### [Short problem]
Lines that hold the string "sector" are to be counted; give only their number.

▼▼▼

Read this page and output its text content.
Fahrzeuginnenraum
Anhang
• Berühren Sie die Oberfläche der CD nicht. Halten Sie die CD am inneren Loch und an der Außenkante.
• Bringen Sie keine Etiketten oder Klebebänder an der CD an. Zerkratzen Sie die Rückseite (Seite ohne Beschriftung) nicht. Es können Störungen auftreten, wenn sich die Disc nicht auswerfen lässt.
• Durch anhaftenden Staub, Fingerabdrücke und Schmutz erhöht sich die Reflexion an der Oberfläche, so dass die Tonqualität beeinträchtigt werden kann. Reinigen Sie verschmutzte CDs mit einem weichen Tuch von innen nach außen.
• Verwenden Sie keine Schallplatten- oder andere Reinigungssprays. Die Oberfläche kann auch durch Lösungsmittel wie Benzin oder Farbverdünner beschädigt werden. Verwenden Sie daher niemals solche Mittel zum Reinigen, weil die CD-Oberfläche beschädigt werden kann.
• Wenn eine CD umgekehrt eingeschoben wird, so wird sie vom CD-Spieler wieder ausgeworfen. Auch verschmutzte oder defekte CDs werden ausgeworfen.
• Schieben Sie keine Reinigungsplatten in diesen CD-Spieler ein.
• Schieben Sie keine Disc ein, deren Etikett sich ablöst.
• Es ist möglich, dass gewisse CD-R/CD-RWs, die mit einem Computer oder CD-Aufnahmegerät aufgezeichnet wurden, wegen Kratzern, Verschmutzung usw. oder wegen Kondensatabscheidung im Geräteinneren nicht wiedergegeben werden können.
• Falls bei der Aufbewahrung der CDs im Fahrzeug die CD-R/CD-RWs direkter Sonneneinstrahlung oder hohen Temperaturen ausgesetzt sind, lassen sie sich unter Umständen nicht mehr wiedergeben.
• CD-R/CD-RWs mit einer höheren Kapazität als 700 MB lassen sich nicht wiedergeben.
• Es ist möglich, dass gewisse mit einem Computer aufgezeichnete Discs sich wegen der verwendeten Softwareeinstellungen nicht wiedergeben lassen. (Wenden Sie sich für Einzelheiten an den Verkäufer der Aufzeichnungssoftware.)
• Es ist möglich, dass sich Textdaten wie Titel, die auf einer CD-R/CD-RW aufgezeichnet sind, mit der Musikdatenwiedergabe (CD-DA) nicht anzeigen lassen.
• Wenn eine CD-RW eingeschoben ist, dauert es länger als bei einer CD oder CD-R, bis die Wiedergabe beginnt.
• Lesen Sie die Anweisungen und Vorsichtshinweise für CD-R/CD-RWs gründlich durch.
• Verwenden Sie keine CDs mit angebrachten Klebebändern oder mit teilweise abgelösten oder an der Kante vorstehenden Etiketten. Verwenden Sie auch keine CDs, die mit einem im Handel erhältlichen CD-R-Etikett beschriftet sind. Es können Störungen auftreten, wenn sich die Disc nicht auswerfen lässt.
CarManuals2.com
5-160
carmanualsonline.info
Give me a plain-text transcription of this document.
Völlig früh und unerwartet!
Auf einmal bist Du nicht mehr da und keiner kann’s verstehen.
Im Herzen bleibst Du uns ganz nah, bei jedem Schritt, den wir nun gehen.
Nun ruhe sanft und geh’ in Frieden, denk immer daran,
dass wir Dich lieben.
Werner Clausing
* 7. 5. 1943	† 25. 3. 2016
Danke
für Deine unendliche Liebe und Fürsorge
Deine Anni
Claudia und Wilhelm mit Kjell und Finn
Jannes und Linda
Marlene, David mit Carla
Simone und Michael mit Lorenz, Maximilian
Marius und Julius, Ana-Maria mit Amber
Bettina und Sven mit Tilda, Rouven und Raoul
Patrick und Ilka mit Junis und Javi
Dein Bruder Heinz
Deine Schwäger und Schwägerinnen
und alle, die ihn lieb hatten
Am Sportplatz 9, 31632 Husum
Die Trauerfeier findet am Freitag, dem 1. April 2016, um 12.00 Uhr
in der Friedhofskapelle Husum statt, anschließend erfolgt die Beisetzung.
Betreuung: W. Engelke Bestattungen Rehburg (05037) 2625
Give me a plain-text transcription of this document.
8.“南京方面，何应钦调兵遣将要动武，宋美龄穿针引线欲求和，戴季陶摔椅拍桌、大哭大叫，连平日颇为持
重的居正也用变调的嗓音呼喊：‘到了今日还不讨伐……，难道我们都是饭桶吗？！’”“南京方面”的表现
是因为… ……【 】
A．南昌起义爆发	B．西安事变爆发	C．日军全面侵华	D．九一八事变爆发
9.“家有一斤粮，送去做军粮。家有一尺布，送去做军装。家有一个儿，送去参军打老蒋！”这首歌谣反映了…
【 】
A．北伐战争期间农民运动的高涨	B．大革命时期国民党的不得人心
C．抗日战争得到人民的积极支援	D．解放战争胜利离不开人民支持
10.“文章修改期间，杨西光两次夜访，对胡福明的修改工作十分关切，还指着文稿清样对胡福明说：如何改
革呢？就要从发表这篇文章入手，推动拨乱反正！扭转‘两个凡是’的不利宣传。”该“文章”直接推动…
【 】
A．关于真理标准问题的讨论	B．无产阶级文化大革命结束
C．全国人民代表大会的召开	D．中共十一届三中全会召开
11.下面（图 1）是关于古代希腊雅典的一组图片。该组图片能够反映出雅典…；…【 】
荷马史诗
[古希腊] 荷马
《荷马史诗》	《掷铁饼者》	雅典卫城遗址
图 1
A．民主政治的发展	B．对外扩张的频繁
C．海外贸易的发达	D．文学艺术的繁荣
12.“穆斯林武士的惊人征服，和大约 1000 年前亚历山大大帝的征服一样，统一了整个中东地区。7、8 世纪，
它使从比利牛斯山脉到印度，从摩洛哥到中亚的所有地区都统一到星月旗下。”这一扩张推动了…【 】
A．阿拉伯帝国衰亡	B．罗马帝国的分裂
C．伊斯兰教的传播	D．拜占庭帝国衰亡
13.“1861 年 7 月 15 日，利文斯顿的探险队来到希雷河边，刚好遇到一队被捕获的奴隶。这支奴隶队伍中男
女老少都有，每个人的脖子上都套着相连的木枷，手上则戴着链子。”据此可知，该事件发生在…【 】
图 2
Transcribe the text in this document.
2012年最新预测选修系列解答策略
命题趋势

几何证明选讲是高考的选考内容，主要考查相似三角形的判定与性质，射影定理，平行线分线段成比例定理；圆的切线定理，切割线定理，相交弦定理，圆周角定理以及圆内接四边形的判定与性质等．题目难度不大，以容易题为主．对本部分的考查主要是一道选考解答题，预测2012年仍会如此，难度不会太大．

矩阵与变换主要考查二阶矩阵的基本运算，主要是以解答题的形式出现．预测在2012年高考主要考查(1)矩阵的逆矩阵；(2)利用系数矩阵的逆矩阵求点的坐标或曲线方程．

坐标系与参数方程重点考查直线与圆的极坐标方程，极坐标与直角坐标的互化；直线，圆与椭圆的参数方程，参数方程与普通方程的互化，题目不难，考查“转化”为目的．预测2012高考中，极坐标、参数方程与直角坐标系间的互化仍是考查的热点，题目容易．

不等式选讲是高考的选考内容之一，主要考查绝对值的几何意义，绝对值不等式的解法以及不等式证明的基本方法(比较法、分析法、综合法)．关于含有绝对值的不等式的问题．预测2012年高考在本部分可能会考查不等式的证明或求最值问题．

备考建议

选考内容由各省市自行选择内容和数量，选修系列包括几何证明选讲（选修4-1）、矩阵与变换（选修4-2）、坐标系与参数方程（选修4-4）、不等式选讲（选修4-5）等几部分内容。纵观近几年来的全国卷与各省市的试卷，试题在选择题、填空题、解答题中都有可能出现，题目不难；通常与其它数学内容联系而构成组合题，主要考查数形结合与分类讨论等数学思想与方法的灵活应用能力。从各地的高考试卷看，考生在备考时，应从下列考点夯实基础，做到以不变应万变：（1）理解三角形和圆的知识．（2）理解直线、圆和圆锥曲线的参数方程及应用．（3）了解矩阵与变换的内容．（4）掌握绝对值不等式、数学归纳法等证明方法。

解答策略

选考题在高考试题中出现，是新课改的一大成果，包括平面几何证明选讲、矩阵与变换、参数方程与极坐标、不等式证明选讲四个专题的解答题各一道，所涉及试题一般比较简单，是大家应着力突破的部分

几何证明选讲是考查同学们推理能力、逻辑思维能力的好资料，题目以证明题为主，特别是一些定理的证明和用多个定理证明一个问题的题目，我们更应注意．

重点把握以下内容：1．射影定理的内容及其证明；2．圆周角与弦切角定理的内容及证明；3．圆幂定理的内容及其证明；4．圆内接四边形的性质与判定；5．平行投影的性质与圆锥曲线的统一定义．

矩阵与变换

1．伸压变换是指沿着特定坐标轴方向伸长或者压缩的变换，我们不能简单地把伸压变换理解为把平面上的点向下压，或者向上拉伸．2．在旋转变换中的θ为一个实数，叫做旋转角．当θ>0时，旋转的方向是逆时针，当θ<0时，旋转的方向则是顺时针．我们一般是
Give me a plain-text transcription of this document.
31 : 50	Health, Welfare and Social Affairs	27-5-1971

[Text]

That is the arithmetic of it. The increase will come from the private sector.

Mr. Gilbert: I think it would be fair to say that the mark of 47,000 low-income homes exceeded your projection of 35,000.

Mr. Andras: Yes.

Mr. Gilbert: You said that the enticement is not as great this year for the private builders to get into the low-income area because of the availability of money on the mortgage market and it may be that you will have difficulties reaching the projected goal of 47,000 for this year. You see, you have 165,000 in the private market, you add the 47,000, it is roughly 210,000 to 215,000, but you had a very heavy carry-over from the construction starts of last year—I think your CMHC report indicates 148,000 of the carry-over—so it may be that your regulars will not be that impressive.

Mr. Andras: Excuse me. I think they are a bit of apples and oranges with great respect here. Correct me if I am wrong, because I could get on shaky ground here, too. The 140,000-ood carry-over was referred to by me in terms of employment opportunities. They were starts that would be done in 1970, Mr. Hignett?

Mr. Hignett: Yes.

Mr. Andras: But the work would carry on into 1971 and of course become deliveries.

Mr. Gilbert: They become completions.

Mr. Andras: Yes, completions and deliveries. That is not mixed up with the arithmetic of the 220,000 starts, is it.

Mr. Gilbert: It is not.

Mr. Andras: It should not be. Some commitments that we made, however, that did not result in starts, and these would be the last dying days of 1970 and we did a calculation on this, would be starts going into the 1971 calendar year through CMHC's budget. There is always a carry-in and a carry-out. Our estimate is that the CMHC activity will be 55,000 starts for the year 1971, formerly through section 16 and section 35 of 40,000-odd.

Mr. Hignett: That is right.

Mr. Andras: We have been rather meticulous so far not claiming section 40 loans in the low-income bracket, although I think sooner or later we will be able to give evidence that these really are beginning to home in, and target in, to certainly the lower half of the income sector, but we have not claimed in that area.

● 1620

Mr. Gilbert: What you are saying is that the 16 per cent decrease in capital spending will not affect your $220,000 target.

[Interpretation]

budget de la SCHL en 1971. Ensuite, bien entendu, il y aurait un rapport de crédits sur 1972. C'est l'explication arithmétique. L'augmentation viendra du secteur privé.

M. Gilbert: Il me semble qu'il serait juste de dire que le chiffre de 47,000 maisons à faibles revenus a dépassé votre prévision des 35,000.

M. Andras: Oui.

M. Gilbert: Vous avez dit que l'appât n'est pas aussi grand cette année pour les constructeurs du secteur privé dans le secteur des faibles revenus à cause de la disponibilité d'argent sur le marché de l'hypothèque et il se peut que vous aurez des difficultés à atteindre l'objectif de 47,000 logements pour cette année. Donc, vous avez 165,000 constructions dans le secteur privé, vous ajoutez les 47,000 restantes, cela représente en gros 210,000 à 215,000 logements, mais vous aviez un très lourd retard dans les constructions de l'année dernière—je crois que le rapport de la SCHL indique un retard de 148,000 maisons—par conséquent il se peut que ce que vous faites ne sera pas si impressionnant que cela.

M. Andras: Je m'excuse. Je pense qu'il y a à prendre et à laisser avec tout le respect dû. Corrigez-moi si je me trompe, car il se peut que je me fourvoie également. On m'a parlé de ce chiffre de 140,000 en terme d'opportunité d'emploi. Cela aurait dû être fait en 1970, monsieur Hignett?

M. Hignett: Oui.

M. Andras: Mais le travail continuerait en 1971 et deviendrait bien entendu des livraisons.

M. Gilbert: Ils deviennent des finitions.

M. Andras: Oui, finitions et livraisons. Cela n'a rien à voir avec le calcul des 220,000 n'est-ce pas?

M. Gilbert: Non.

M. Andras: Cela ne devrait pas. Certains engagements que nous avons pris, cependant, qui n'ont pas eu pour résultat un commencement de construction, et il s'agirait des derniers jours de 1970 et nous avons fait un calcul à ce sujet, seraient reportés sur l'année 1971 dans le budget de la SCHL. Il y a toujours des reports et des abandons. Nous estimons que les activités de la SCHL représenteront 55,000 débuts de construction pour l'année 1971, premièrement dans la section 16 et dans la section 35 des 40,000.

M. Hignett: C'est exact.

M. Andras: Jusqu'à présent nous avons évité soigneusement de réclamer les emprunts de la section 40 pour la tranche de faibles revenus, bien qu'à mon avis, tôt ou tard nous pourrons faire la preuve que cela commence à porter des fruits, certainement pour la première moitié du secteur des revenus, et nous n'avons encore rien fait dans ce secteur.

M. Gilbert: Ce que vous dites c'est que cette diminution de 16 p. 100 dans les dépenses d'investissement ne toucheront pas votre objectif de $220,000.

▲▲▲

### [The reply]
2